Given instruction:
Write out all of the entries exactly as given.

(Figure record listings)
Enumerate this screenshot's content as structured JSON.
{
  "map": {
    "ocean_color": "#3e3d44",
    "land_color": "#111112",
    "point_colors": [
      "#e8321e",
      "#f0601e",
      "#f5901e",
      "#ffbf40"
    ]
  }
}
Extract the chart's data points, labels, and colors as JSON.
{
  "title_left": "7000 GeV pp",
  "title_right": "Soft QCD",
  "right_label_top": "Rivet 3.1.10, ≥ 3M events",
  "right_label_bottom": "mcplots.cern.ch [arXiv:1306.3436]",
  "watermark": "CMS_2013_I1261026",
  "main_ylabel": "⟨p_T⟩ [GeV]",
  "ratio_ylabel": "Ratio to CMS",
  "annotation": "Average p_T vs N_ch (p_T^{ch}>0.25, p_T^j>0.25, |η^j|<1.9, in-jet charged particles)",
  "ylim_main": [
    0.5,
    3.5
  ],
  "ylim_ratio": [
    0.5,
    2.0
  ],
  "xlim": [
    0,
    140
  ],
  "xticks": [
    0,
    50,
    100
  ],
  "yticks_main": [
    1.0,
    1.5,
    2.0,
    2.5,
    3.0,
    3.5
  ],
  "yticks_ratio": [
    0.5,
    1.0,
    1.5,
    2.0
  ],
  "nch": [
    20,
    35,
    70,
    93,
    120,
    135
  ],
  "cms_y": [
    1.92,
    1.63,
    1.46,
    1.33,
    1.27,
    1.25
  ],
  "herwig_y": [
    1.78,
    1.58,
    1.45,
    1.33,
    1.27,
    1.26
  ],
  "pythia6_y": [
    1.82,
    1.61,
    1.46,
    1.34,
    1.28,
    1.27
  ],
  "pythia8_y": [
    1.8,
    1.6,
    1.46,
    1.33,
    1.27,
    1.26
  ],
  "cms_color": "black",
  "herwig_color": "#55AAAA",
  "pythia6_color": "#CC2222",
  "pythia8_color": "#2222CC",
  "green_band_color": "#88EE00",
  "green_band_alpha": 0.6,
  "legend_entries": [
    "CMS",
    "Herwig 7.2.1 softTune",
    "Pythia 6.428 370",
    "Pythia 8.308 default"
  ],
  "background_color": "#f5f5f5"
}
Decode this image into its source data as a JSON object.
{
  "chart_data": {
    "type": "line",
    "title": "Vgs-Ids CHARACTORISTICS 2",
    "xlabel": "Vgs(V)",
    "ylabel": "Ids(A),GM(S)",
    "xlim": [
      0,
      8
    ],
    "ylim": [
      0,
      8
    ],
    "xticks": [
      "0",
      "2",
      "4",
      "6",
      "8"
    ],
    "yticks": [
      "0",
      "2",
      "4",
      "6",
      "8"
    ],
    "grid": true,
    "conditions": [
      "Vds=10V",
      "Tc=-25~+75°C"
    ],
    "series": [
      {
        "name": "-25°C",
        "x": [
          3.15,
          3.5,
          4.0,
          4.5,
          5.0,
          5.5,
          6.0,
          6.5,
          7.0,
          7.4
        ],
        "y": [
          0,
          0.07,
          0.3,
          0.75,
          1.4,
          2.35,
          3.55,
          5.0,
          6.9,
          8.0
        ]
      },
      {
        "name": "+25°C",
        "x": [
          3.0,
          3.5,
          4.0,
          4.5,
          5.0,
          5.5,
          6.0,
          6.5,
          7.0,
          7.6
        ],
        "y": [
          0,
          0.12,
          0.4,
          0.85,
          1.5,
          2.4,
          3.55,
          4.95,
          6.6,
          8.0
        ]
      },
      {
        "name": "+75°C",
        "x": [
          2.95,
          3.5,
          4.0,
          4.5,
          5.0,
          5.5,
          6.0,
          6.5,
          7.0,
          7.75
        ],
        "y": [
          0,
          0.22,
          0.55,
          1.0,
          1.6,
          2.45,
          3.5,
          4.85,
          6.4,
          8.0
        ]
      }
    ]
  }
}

Solved exercise:
Enumerate this screenshot's content as structured JSON.
{
  "map": {
    "ocean_color": "#3e3d44",
    "land_color": "#111112",
    "point_colors": [
      "#e8321e",
      "#f0601e",
      "#f5901e",
      "#ffbf40"
    ]
  }
}
Extract the chart's data points, labels, and colors as JSON.
{
  "title_left": "7000 GeV pp",
  "title_right": "Soft QCD",
  "right_label_top": "Rivet 3.1.10, ≥ 3M events",
  "right_label_bottom": "mcplots.cern.ch [arXiv:1306.3436]",
  "watermark": "CMS_2013_I1261026",
  "main_ylabel": "⟨p_T⟩ [GeV]",
  "ratio_ylabel": "Ratio to CMS",
  "annotation": "Average p_T vs N_ch (p_T^{ch}>0.25, p_T^j>0.25, |η^j|<1.9, in-jet charged particles)",
  "ylim_main": [
    0.5,
    3.5
  ],
  "ylim_ratio": [
    0.5,
    2.0
  ],
  "xlim": [
    0,
    140
  ],
  "xticks": [
    0,
    50,
    100
  ],
  "yticks_main": [
    1.0,
    1.5,
    2.0,
    2.5,
    3.0,
    3.5
  ],
  "yticks_ratio": [
    0.5,
    1.0,
    1.5,
    2.0
  ],
  "nch": [
    20,
    35,
    70,
    93,
    120,
    135
  ],
  "cms_y": [
    1.92,
    1.63,
    1.46,
    1.33,
    1.27,
    1.25
  ],
  "herwig_y": [
    1.78,
    1.58,
    1.45,
    1.33,
    1.27,
    1.26
  ],
  "pythia6_y": [
    1.82,
    1.61,
    1.46,
    1.34,
    1.28,
    1.27
  ],
  "pythia8_y": [
    1.8,
    1.6,
    1.46,
    1.33,
    1.27,
    1.26
  ],
  "cms_color": "black",
  "herwig_color": "#55AAAA",
  "pythia6_color": "#CC2222",
  "pythia8_color": "#2222CC",
  "green_band_color": "#88EE00",
  "green_band_alpha": 0.6,
  "legend_entries": [
    "CMS",
    "Herwig 7.2.1 softTune",
    "Pythia 6.428 370",
    "Pythia 8.308 default"
  ],
  "background_color": "#f5f5f5"
}
Decode this image into its source data as a JSON object.
{
  "chart_data": {
    "type": "line",
    "title": "Vgs-Ids CHARACTORISTICS 2",
    "xlabel": "Vgs(V)",
    "ylabel": "Ids(A),GM(S)",
    "xlim": [
      0,
      8
    ],
    "ylim": [
      0,
      8
    ],
    "xticks": [
      "0",
      "2",
      "4",
      "6",
      "8"
    ],
    "yticks": [
      "0",
      "2",
      "4",
      "6",
      "8"
    ],
    "grid": true,
    "conditions": [
      "Vds=10V",
      "Tc=-25~+75°C"
    ],
    "series": [
      {
        "name": "-25°C",
        "x": [
          3.15,
          3.5,
          4.0,
          4.5,
          5.0,
          5.5,
          6.0,
          6.5,
          7.0,
          7.4
        ],
        "y": [
          0,
          0.07,
          0.3,
          0.75,
          1.4,
          2.35,
          3.55,
          5.0,
          6.9,
          8.0
        ]
      },
      {
        "name": "+25°C",
        "x": [
          3.0,
          3.5,
          4.0,
          4.5,
          5.0,
          5.5,
          6.0,
          6.5,
          7.0,
          7.6
        ],
        "y": [
          0,
          0.12,
          0.4,
          0.85,
          1.5,
          2.4,
          3.55,
          4.95,
          6.6,
          8.0
        ]
      },
      {
        "name": "+75°C",
        "x": [
          2.95,
          3.5,
          4.0,
          4.5,
          5.0,
          5.5,
          6.0,
          6.5,
          7.0,
          7.75
        ],
        "y": [
          0,
          0.22,
          0.55,
          1.0,
          1.6,
          2.45,
          3.5,
          4.85,
          6.4,
          8.0
        ]
      }
    ]
  }
}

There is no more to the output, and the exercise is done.